Stored records »
********************
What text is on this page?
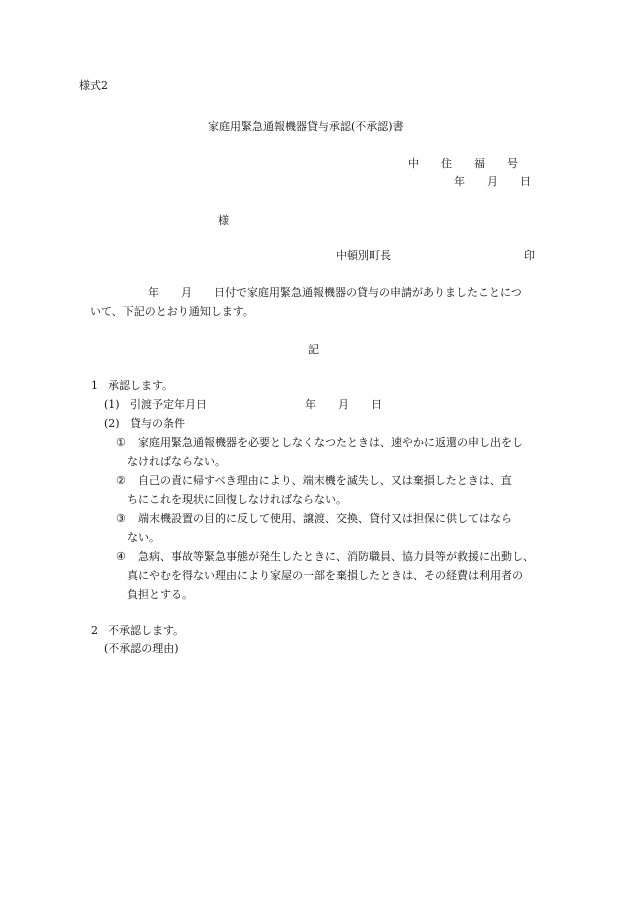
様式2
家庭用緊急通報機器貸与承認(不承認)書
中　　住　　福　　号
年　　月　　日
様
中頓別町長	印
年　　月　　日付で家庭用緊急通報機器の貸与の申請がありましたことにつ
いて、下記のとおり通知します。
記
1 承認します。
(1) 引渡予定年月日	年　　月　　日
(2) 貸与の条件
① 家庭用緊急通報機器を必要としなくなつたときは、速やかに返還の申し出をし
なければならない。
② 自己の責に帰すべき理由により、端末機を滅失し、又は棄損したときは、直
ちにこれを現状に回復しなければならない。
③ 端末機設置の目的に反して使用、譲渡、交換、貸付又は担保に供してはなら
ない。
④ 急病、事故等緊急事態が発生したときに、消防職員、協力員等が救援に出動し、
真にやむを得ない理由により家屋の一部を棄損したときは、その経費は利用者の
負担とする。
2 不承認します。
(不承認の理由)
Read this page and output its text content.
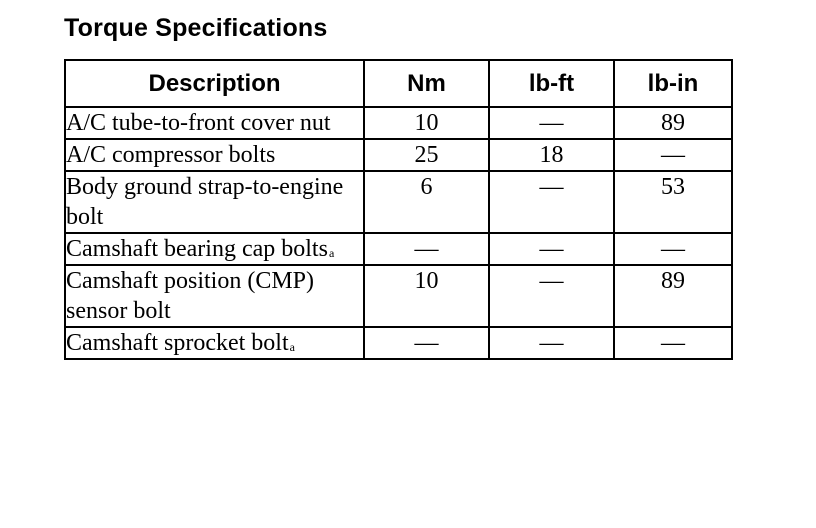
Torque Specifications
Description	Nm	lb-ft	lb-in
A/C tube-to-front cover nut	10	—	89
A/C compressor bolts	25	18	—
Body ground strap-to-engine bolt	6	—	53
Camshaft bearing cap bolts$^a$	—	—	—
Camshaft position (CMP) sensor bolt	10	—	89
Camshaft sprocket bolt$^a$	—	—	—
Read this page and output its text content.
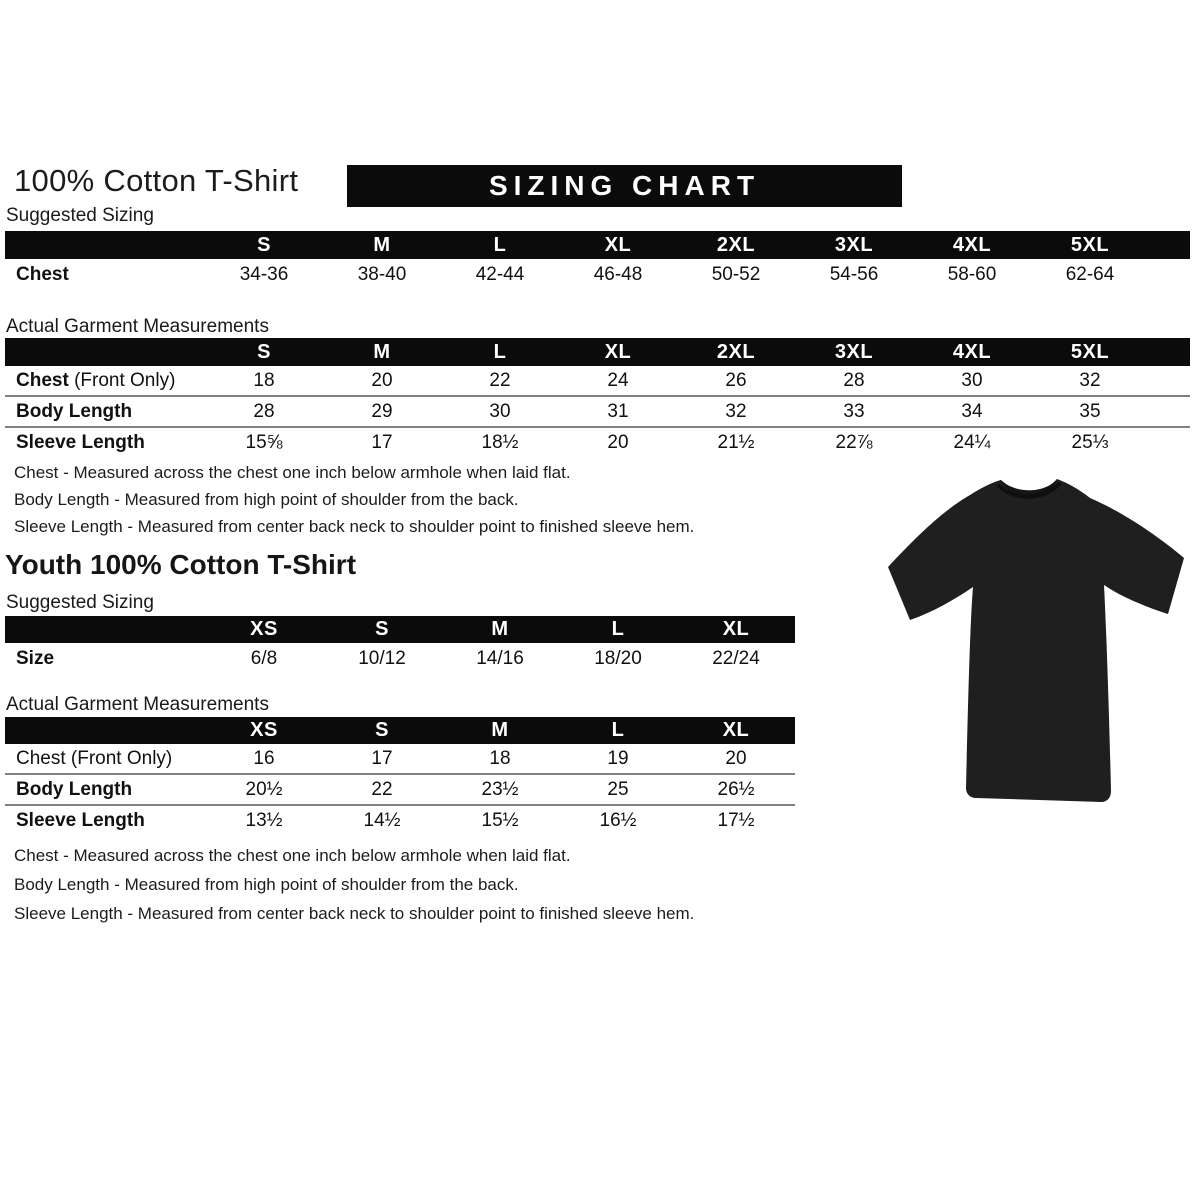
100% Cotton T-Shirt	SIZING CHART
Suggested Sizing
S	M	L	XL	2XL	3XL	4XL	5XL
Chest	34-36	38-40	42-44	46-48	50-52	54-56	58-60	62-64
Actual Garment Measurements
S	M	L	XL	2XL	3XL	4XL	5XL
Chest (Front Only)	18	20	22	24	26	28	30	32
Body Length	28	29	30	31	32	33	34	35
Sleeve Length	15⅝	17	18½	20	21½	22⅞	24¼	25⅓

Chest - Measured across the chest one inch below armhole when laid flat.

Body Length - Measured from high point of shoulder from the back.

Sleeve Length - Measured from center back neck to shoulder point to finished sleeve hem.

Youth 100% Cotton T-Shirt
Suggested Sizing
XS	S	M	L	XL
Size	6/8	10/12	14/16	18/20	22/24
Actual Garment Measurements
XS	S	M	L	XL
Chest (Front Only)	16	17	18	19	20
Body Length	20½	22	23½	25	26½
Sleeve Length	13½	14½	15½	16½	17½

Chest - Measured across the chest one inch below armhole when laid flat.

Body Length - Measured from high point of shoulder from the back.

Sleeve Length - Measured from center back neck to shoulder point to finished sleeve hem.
********************
Given problem »
Repeat each entry exactly as it appears; skip any picture.

Answer for the task »
What text is on this page?
様式2
家庭用緊急通報機器貸与承認(不承認)書
中　　住　　福　　号
年　　月　　日
様
中頓別町長	印
年　　月　　日付で家庭用緊急通報機器の貸与の申請がありましたことにつ
いて、下記のとおり通知します。
記
1 承認します。
(1) 引渡予定年月日	年　　月　　日
(2) 貸与の条件
① 家庭用緊急通報機器を必要としなくなつたときは、速やかに返還の申し出をし
なければならない。
② 自己の責に帰すべき理由により、端末機を滅失し、又は棄損したときは、直
ちにこれを現状に回復しなければならない。
③ 端末機設置の目的に反して使用、譲渡、交換、貸付又は担保に供してはなら
ない。
④ 急病、事故等緊急事態が発生したときに、消防職員、協力員等が救援に出動し、
真にやむを得ない理由により家屋の一部を棄損したときは、その経費は利用者の
負担とする。
2 不承認します。
(不承認の理由)
Read this page and output its text content.
Torque Specifications
Description	Nm	lb-ft	lb-in
A/C tube-to-front cover nut	10	—	89
A/C compressor bolts	25	18	—
Body ground strap-to-engine bolt	6	—	53
Camshaft bearing cap bolts$^a$	—	—	—
Camshaft position (CMP) sensor bolt	10	—	89
Camshaft sprocket bolt$^a$	—	—	—
Read this page and output its text content.
100% Cotton T-Shirt	SIZING CHART
Suggested Sizing
S	M	L	XL	2XL	3XL	4XL	5XL
Chest	34-36	38-40	42-44	46-48	50-52	54-56	58-60	62-64
Actual Garment Measurements
S	M	L	XL	2XL	3XL	4XL	5XL
Chest (Front Only)	18	20	22	24	26	28	30	32
Body Length	28	29	30	31	32	33	34	35
Sleeve Length	15⅝	17	18½	20	21½	22⅞	24¼	25⅓

Chest - Measured across the chest one inch below armhole when laid flat.

Body Length - Measured from high point of shoulder from the back.

Sleeve Length - Measured from center back neck to shoulder point to finished sleeve hem.

Youth 100% Cotton T-Shirt
Suggested Sizing
XS	S	M	L	XL
Size	6/8	10/12	14/16	18/20	22/24
Actual Garment Measurements
XS	S	M	L	XL
Chest (Front Only)	16	17	18	19	20
Body Length	20½	22	23½	25	26½
Sleeve Length	13½	14½	15½	16½	17½

Chest - Measured across the chest one inch below armhole when laid flat.

Body Length - Measured from high point of shoulder from the back.

Sleeve Length - Measured from center back neck to shoulder point to finished sleeve hem.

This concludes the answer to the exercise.